* begin WORKING DATA *

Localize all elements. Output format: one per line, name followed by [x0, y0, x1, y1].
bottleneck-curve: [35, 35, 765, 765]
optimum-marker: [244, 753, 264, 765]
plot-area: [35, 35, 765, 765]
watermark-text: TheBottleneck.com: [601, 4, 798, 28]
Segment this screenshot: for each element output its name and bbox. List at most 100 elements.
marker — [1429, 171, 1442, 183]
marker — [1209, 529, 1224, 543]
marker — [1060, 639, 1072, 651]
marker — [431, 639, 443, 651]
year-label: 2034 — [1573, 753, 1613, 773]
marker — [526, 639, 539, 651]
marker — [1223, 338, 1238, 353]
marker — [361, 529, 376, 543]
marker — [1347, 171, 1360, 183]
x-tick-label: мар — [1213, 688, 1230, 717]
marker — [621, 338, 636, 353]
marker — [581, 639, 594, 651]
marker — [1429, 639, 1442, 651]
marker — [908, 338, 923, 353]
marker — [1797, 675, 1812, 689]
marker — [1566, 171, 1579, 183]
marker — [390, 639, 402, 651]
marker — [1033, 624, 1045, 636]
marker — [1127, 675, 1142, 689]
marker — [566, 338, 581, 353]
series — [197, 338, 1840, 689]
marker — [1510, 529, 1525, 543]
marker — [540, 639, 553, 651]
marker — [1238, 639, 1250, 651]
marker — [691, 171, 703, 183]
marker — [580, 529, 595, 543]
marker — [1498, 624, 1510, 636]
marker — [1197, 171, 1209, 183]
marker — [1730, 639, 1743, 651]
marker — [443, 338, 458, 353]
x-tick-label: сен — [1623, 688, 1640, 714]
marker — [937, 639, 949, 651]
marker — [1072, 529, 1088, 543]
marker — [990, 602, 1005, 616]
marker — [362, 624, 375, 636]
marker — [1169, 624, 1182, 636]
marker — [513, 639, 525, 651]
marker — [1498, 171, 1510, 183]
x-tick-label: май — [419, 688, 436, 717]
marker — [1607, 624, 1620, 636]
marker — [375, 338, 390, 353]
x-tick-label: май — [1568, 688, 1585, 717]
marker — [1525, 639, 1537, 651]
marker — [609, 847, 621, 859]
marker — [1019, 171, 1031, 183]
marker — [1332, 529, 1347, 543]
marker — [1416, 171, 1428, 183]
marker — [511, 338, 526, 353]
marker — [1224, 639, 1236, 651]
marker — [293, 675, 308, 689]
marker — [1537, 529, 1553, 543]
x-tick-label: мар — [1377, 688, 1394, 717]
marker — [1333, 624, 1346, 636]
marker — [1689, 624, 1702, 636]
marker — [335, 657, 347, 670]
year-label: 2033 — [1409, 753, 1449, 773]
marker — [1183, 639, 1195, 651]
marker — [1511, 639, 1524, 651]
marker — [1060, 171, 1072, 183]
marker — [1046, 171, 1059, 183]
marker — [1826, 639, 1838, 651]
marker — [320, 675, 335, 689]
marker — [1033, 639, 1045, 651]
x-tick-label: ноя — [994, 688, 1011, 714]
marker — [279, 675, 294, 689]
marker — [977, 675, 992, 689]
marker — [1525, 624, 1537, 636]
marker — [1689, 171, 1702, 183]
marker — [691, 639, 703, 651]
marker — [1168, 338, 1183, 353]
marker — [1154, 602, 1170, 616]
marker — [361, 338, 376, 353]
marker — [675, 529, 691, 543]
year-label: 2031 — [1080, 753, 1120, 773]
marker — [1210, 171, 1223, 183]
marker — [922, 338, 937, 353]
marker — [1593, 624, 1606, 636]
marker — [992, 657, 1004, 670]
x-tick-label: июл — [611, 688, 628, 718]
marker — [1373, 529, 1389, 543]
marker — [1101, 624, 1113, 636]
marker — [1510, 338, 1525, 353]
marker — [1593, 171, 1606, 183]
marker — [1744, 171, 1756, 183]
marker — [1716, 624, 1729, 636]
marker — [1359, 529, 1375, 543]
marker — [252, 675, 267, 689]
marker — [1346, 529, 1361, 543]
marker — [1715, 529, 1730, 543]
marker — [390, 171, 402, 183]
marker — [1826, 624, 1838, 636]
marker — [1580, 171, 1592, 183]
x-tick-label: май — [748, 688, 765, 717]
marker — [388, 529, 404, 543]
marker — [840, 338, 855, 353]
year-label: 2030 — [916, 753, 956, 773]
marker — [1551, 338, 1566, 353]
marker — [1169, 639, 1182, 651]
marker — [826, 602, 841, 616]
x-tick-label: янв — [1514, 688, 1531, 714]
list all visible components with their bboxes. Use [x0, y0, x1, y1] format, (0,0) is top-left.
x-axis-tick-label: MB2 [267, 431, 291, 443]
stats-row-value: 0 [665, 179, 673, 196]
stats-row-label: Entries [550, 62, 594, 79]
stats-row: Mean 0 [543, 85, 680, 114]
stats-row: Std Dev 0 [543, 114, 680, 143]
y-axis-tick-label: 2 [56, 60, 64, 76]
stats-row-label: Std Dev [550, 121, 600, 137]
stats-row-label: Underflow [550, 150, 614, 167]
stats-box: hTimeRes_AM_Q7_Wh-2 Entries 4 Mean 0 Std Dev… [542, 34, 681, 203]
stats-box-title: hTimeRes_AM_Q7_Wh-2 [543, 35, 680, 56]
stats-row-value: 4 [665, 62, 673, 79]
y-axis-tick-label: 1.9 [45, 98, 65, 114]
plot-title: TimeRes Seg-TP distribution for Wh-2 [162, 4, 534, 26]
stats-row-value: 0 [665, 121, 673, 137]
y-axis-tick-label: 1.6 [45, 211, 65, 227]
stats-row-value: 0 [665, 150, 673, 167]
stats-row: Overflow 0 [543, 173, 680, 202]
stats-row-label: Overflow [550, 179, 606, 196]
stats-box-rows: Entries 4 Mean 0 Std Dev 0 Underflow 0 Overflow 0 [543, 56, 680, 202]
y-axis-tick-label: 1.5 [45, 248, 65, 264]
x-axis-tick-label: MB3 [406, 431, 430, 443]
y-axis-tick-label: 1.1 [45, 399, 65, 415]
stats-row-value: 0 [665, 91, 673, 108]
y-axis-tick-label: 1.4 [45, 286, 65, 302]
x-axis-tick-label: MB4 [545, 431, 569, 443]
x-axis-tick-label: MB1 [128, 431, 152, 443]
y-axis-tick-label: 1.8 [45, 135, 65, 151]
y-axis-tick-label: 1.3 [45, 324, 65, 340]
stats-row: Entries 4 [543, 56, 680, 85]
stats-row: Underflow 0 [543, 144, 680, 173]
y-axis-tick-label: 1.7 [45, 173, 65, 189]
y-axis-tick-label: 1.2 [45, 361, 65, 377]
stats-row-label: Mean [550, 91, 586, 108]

* end WORKING DATA *

SET PROBLEM —
Can you set down, word for word, every line from the start of the records through the line with "Segment this screenshot: for", including that line itself?

WRITTEN ANSWER —
Localize all elements. Output format: one per line, name followed by [x0, y0, x1, y1].
bottleneck-curve: [35, 35, 765, 765]
optimum-marker: [244, 753, 264, 765]
plot-area: [35, 35, 765, 765]
watermark-text: TheBottleneck.com: [601, 4, 798, 28]
Segment this screenshot: for each element output its name and bbox. List at most 100 elements.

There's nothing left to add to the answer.